Goal:
Quote the whole listing word for word. Do not include the pictures.

────────────────────────────────────────

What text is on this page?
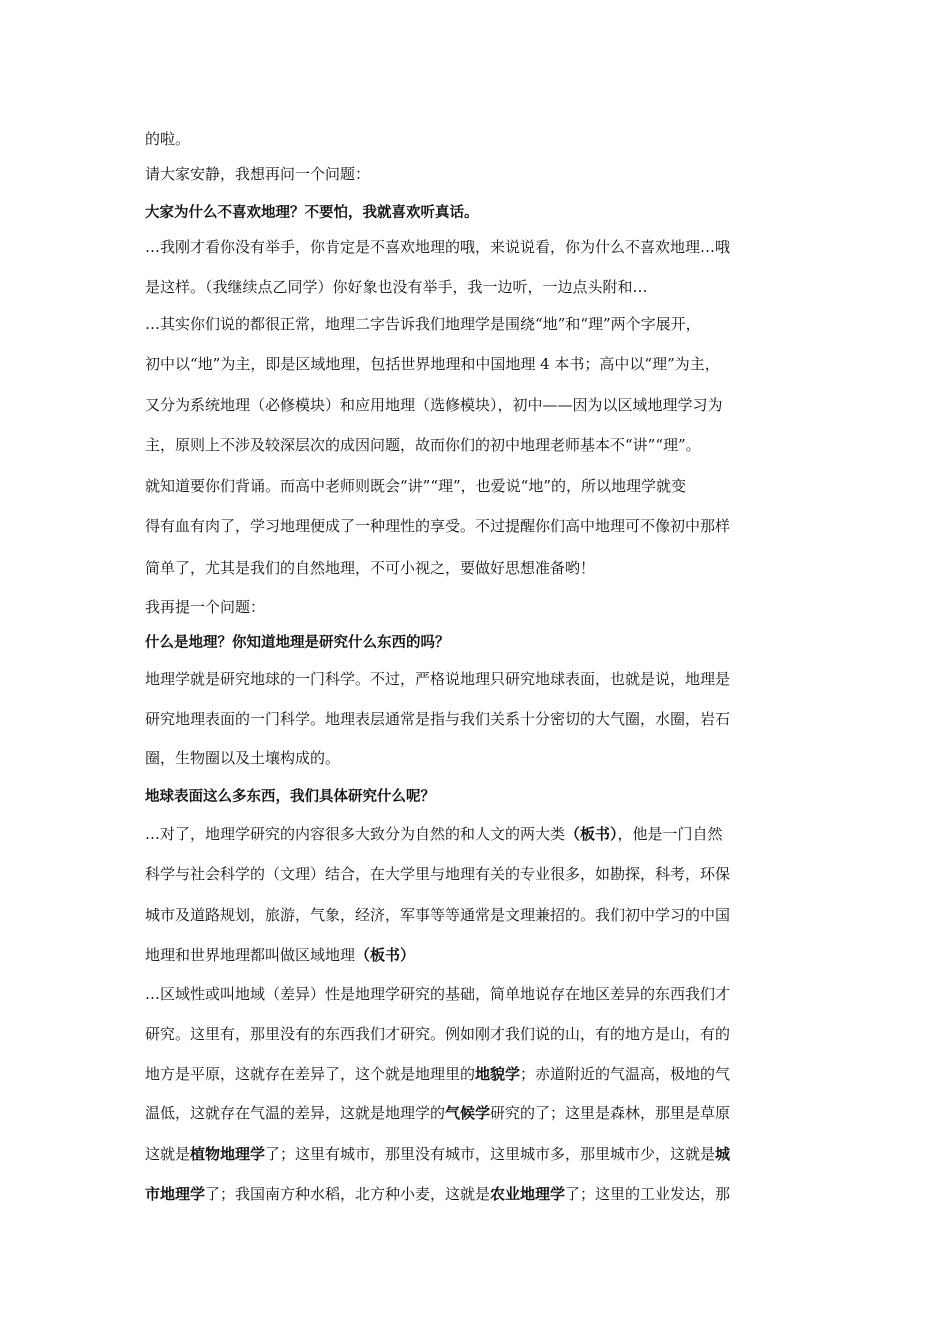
的啦。
请大家安静，我想再问一个问题：
大家为什么不喜欢地理？不要怕，我就喜欢听真话。
…我刚才看你没有举手，你肯定是不喜欢地理的哦，来说说看，你为什么不喜欢地理…哦
是这样。（我继续点乙同学）你好象也没有举手，我一边听，一边点头附和…
…其实你们说的都很正常，地理二字告诉我们地理学是围绕“地”和“理”两个字展开，
初中以“地”为主，即是区域地理，包括世界地理和中国地理 4 本书；高中以“理”为主，
又分为系统地理（必修模块）和应用地理（选修模块），初中——因为以区域地理学习为
主，原则上不涉及较深层次的成因问题，故而你们的初中地理老师基本不“讲”“理”。
就知道要你们背诵。而高中老师则既会“讲”“理”，也爱说“地”的，所以地理学就变
得有血有肉了，学习地理便成了一种理性的享受。不过提醒你们高中地理可不像初中那样
简单了，尤其是我们的自然地理，不可小视之，要做好思想准备哟！
我再提一个问题：
什么是地理？你知道地理是研究什么东西的吗？
地理学就是研究地球的一门科学。不过，严格说地理只研究地球表面，也就是说，地理是
研究地理表面的一门科学。地理表层通常是指与我们关系十分密切的大气圈，水圈，岩石
圈，生物圈以及土壤构成的。
地球表面这么多东西，我们具体研究什么呢？
…对了，地理学研究的内容很多大致分为自然的和人文的两大类（板书），他是一门自然
科学与社会科学的（文理）结合，在大学里与地理有关的专业很多，如勘探，科考，环保
城市及道路规划，旅游，气象，经济，军事等等通常是文理兼招的。我们初中学习的中国
地理和世界地理都叫做区域地理（板书）
…区域性或叫地域（差异）性是地理学研究的基础，简单地说存在地区差异的东西我们才
研究。这里有，那里没有的东西我们才研究。例如刚才我们说的山，有的地方是山，有的
地方是平原，这就存在差异了，这个就是地理里的地貌学；赤道附近的气温高，极地的气
温低，这就存在气温的差异，这就是地理学的气候学研究的了；这里是森林，那里是草原
这就是植物地理学了；这里有城市，那里没有城市，这里城市多，那里城市少，这就是城
市地理学了；我国南方种水稻，北方种小麦，这就是农业地理学了；这里的工业发达，那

────────────────────────────────────────

Written answer:
What text is on this page?
的啦。
请大家安静，我想再问一个问题：
大家为什么不喜欢地理？不要怕，我就喜欢听真话。
…我刚才看你没有举手，你肯定是不喜欢地理的哦，来说说看，你为什么不喜欢地理…哦
是这样。（我继续点乙同学）你好象也没有举手，我一边听，一边点头附和…
…其实你们说的都很正常，地理二字告诉我们地理学是围绕“地”和“理”两个字展开，
初中以“地”为主，即是区域地理，包括世界地理和中国地理 4 本书；高中以“理”为主，
又分为系统地理（必修模块）和应用地理（选修模块），初中——因为以区域地理学习为
主，原则上不涉及较深层次的成因问题，故而你们的初中地理老师基本不“讲”“理”。
就知道要你们背诵。而高中老师则既会“讲”“理”，也爱说“地”的，所以地理学就变
得有血有肉了，学习地理便成了一种理性的享受。不过提醒你们高中地理可不像初中那样
简单了，尤其是我们的自然地理，不可小视之，要做好思想准备哟！
我再提一个问题：
什么是地理？你知道地理是研究什么东西的吗？
地理学就是研究地球的一门科学。不过，严格说地理只研究地球表面，也就是说，地理是
研究地理表面的一门科学。地理表层通常是指与我们关系十分密切的大气圈，水圈，岩石
圈，生物圈以及土壤构成的。
地球表面这么多东西，我们具体研究什么呢？
…对了，地理学研究的内容很多大致分为自然的和人文的两大类（板书），他是一门自然
科学与社会科学的（文理）结合，在大学里与地理有关的专业很多，如勘探，科考，环保
城市及道路规划，旅游，气象，经济，军事等等通常是文理兼招的。我们初中学习的中国
地理和世界地理都叫做区域地理（板书）
…区域性或叫地域（差异）性是地理学研究的基础，简单地说存在地区差异的东西我们才
研究。这里有，那里没有的东西我们才研究。例如刚才我们说的山，有的地方是山，有的
地方是平原，这就存在差异了，这个就是地理里的地貌学；赤道附近的气温高，极地的气
温低，这就存在气温的差异，这就是地理学的气候学研究的了；这里是森林，那里是草原
这就是植物地理学了；这里有城市，那里没有城市，这里城市多，那里城市少，这就是城
市地理学了；我国南方种水稻，北方种小麦，这就是农业地理学了；这里的工业发达，那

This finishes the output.